[Begin Records for the exercise]

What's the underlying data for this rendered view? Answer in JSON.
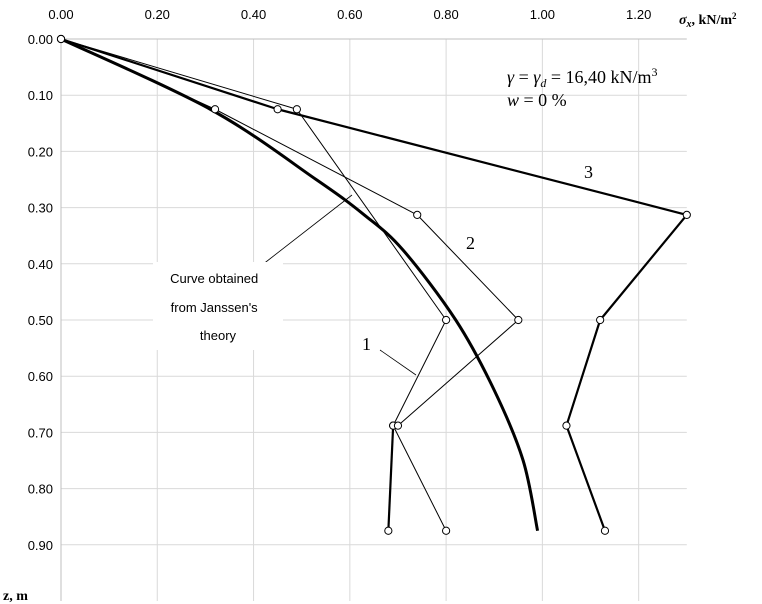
{
  "chart_data": {
    "type": "line",
    "x_axis": {
      "label_symbol": "σ",
      "label_subscript": "x",
      "label_unit": ", kN/m",
      "label_sup": "2",
      "lim": [
        0,
        1.3
      ],
      "ticks": [
        0,
        0.2,
        0.4,
        0.6,
        0.8,
        1.0,
        1.2
      ],
      "tick_labels": [
        "0.00",
        "0.20",
        "0.40",
        "0.60",
        "0.80",
        "1.00",
        "1.20"
      ],
      "position": "top"
    },
    "y_axis": {
      "label": "z, m",
      "lim": [
        0,
        1.0
      ],
      "ticks": [
        0,
        0.1,
        0.2,
        0.3,
        0.4,
        0.5,
        0.6,
        0.7,
        0.8,
        0.9
      ],
      "tick_labels": [
        "0.00",
        "0.10",
        "0.20",
        "0.30",
        "0.40",
        "0.50",
        "0.60",
        "0.70",
        "0.80",
        "0.90"
      ],
      "inverted": true
    },
    "grid": true,
    "series": [
      {
        "name": "1",
        "style": "thin-with-thick-bottom",
        "points": [
          [
            0,
            0
          ],
          [
            0.49,
            0.125
          ],
          [
            0.8,
            0.5
          ],
          [
            0.69,
            0.688
          ],
          [
            0.8,
            0.875
          ]
        ],
        "branch_points": [
          [
            0.69,
            0.688
          ],
          [
            0.68,
            0.875
          ]
        ]
      },
      {
        "name": "2",
        "style": "thin",
        "points": [
          [
            0,
            0
          ],
          [
            0.32,
            0.125
          ],
          [
            0.74,
            0.313
          ],
          [
            0.95,
            0.5
          ],
          [
            0.7,
            0.688
          ]
        ]
      },
      {
        "name": "3",
        "style": "thick",
        "points": [
          [
            0,
            0
          ],
          [
            0.45,
            0.125
          ],
          [
            1.3,
            0.313
          ],
          [
            1.12,
            0.5
          ],
          [
            1.05,
            0.688
          ],
          [
            1.13,
            0.875
          ]
        ]
      },
      {
        "name": "Janssen",
        "style": "thick-curve",
        "points": [
          [
            0,
            0
          ],
          [
            0.31,
            0.125
          ],
          [
            0.53,
            0.25
          ],
          [
            0.63,
            0.313
          ],
          [
            0.71,
            0.375
          ],
          [
            0.82,
            0.5
          ],
          [
            0.9,
            0.625
          ],
          [
            0.96,
            0.75
          ],
          [
            0.99,
            0.875
          ]
        ]
      }
    ],
    "annotations": {
      "curve_label_lines": [
        "Curve obtained",
        "from Janssen's",
        "theory"
      ],
      "gamma_line": {
        "gamma": "γ",
        "eq1": " = ",
        "gamma_d": "γ",
        "sub_d": "d",
        "value": " = 16,40 kN/m",
        "sup": "3"
      },
      "w_line": {
        "w": "w",
        "rest": " = 0 %"
      },
      "series_labels": [
        "1",
        "2",
        "3"
      ]
    }
  }
}
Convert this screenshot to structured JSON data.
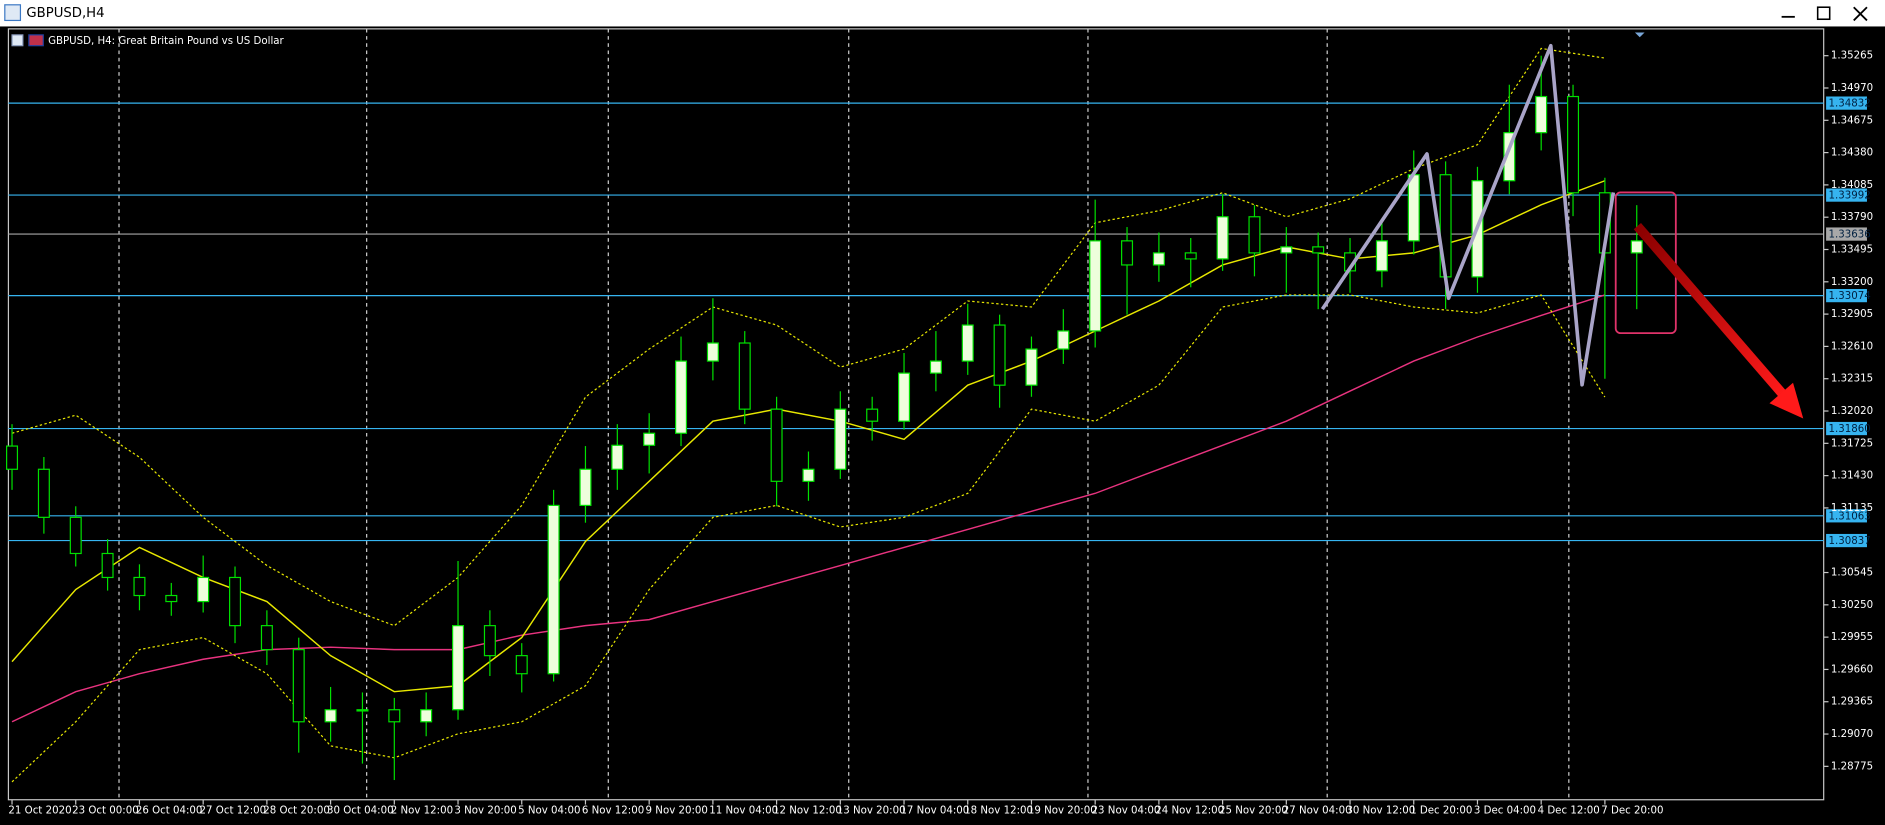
{
  "window": {
    "title": "GBPUSD,H4"
  },
  "chart_data": {
    "type": "candlestick",
    "title": "GBPUSD, H4:  Great Britain Pound vs US Dollar",
    "categories": [
      "21 Oct 2020",
      "23 Oct 00:00",
      "26 Oct 04:00",
      "27 Oct 12:00",
      "28 Oct 20:00",
      "30 Oct 04:00",
      "2 Nov 12:00",
      "3 Nov 20:00",
      "5 Nov 04:00",
      "6 Nov 12:00",
      "9 Nov 20:00",
      "11 Nov 04:00",
      "12 Nov 12:00",
      "13 Nov 20:00",
      "17 Nov 04:00",
      "18 Nov 12:00",
      "19 Nov 20:00",
      "23 Nov 04:00",
      "24 Nov 12:00",
      "25 Nov 20:00",
      "27 Nov 04:00",
      "30 Nov 12:00",
      "1 Dec 20:00",
      "3 Dec 04:00",
      "4 Dec 12:00",
      "7 Dec 20:00"
    ],
    "open": [
      1.317,
      1.31488,
      1.31049,
      1.30719,
      1.305,
      1.30335,
      1.3028,
      1.305,
      1.3006,
      1.29841,
      1.29182,
      1.29292,
      1.29292,
      1.29182,
      1.29292,
      1.3006,
      1.29786,
      1.29621,
      1.31158,
      1.31488,
      1.31707,
      1.31817,
      1.32476,
      1.32641,
      1.32037,
      1.31378,
      1.31488,
      1.32037,
      1.31927,
      1.32366,
      1.32476,
      1.32805,
      1.32256,
      1.32586,
      1.32751,
      1.33574,
      1.33354,
      1.33464,
      1.33409,
      1.33794,
      1.33464,
      1.33519,
      1.33464,
      1.333,
      1.33574,
      1.34178,
      1.33245,
      1.34123,
      1.34562,
      1.34892,
      1.34013,
      1.33464
    ],
    "high": [
      1.319,
      1.316,
      1.3115,
      1.3085,
      1.3062,
      1.3045,
      1.307,
      1.306,
      1.302,
      1.2995,
      1.295,
      1.2945,
      1.294,
      1.2945,
      1.3065,
      1.302,
      1.299,
      1.313,
      1.317,
      1.319,
      1.32,
      1.327,
      1.3305,
      1.3275,
      1.3215,
      1.3165,
      1.322,
      1.3215,
      1.3255,
      1.3275,
      1.33,
      1.329,
      1.327,
      1.3295,
      1.3395,
      1.337,
      1.3365,
      1.336,
      1.34,
      1.339,
      1.337,
      1.3365,
      1.336,
      1.3375,
      1.344,
      1.343,
      1.3425,
      1.35,
      1.35265,
      1.35,
      1.3415,
      1.339
    ],
    "low": [
      1.313,
      1.309,
      1.306,
      1.3038,
      1.302,
      1.3015,
      1.3018,
      1.299,
      1.297,
      1.289,
      1.29,
      1.288,
      1.2865,
      1.2905,
      1.292,
      1.296,
      1.2945,
      1.2955,
      1.31,
      1.313,
      1.3145,
      1.317,
      1.323,
      1.319,
      1.3115,
      1.312,
      1.314,
      1.3175,
      1.3185,
      1.322,
      1.3235,
      1.3205,
      1.3215,
      1.3245,
      1.326,
      1.329,
      1.332,
      1.3315,
      1.333,
      1.3325,
      1.331,
      1.3295,
      1.331,
      1.3315,
      1.3345,
      1.3295,
      1.331,
      1.34,
      1.344,
      1.338,
      1.32315,
      1.3295
    ],
    "close": [
      1.31488,
      1.31049,
      1.30719,
      1.305,
      1.30335,
      1.3028,
      1.305,
      1.3006,
      1.29841,
      1.29182,
      1.29292,
      1.29292,
      1.29182,
      1.29292,
      1.3006,
      1.29786,
      1.29621,
      1.31158,
      1.31488,
      1.31707,
      1.31817,
      1.32476,
      1.32641,
      1.32037,
      1.31378,
      1.31488,
      1.32037,
      1.31927,
      1.32366,
      1.32476,
      1.32805,
      1.32256,
      1.32586,
      1.32751,
      1.33574,
      1.33354,
      1.33464,
      1.33409,
      1.33794,
      1.33464,
      1.33519,
      1.33464,
      1.333,
      1.33574,
      1.34178,
      1.33245,
      1.34123,
      1.34562,
      1.34892,
      1.34013,
      1.33464,
      1.33574
    ],
    "up_color": "#eefedc",
    "down_color": "#000000",
    "wick_color": "#00e000",
    "lines": [
      {
        "color": "#e8337f",
        "style": "solid",
        "values": [
          1.29182,
          1.29457,
          1.29621,
          1.29753,
          1.29841,
          1.29863,
          1.29841,
          1.29841,
          1.29973,
          1.3006,
          1.30115,
          1.3028,
          1.30445,
          1.30609,
          1.30774,
          1.30939,
          1.31104,
          1.31268,
          1.31488,
          1.31707,
          1.31927,
          1.32202,
          1.32476,
          1.32696,
          1.32893,
          1.3308
        ]
      },
      {
        "color": "#e8e800",
        "style": "solid",
        "values": [
          1.29731,
          1.3039,
          1.30774,
          1.305,
          1.3028,
          1.29786,
          1.29457,
          1.29511,
          1.29951,
          1.30829,
          1.31378,
          1.31927,
          1.32037,
          1.31927,
          1.31762,
          1.32256,
          1.32476,
          1.32751,
          1.33025,
          1.33354,
          1.33519,
          1.33409,
          1.33464,
          1.33629,
          1.33903,
          1.34123
        ]
      },
      {
        "color": "#e8e800",
        "style": "dotted",
        "values": [
          1.31817,
          1.31982,
          1.31598,
          1.31049,
          1.30609,
          1.3028,
          1.3006,
          1.305,
          1.31158,
          1.32147,
          1.32586,
          1.3297,
          1.32805,
          1.32421,
          1.32586,
          1.33025,
          1.3297,
          1.33739,
          1.33849,
          1.34013,
          1.33794,
          1.33958,
          1.34233,
          1.34452,
          1.35331,
          1.35243
        ]
      },
      {
        "color": "#e8e800",
        "style": "dotted",
        "values": [
          1.28633,
          1.29182,
          1.29841,
          1.29951,
          1.29621,
          1.28962,
          1.28853,
          1.29072,
          1.29182,
          1.29511,
          1.3039,
          1.31049,
          1.31158,
          1.30961,
          1.31049,
          1.31268,
          1.32037,
          1.31927,
          1.32256,
          1.3297,
          1.3308,
          1.3308,
          1.3297,
          1.32915,
          1.3308,
          1.32147
        ]
      }
    ],
    "levels": [
      {
        "value": 1.34832,
        "label": "1.34832",
        "color": "#36b4f0"
      },
      {
        "value": 1.33992,
        "label": "1.33992",
        "color": "#36b4f0"
      },
      {
        "value": 1.33636,
        "label": "1.33636",
        "color": "#a8a8a8"
      },
      {
        "value": 1.33074,
        "label": "1.33074",
        "color": "#36b4f0"
      },
      {
        "value": 1.3186,
        "label": "1.31860",
        "color": "#36b4f0"
      },
      {
        "value": 1.31063,
        "label": "1.31063",
        "color": "#36b4f0"
      },
      {
        "value": 1.30837,
        "label": "1.30837",
        "color": "#36b4f0"
      }
    ],
    "ylim": [
      1.2847,
      1.3551
    ],
    "yticks": [
      1.35265,
      {
        "value": 1.3497,
        "label": "1.34970"
      },
      1.34675,
      {
        "value": 1.3438,
        "label": "1.34380"
      },
      1.34085,
      {
        "value": 1.3379,
        "label": "1.33790"
      },
      1.33495,
      {
        "value": 1.332,
        "label": "1.33200"
      },
      1.32905,
      {
        "value": 1.3261,
        "label": "1.32610"
      },
      1.32315,
      {
        "value": 1.3202,
        "label": "1.32020"
      },
      1.31725,
      {
        "value": 1.3143,
        "label": "1.31430"
      },
      1.31135,
      1.30545,
      {
        "value": 1.3025,
        "label": "1.30250"
      },
      1.29955,
      {
        "value": 1.2966,
        "label": "1.29660"
      },
      1.29365,
      {
        "value": 1.2907,
        "label": "1.29070"
      },
      1.28775
    ]
  }
}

[End Records for the exercise]

■ Given request ■
Look through the entries above; copy each line where the string "JSON" appears.

■ Problem solution ■
What's the underlying data for this rendered view? Answer in JSON.
Convert this screenshot to structured JSON data.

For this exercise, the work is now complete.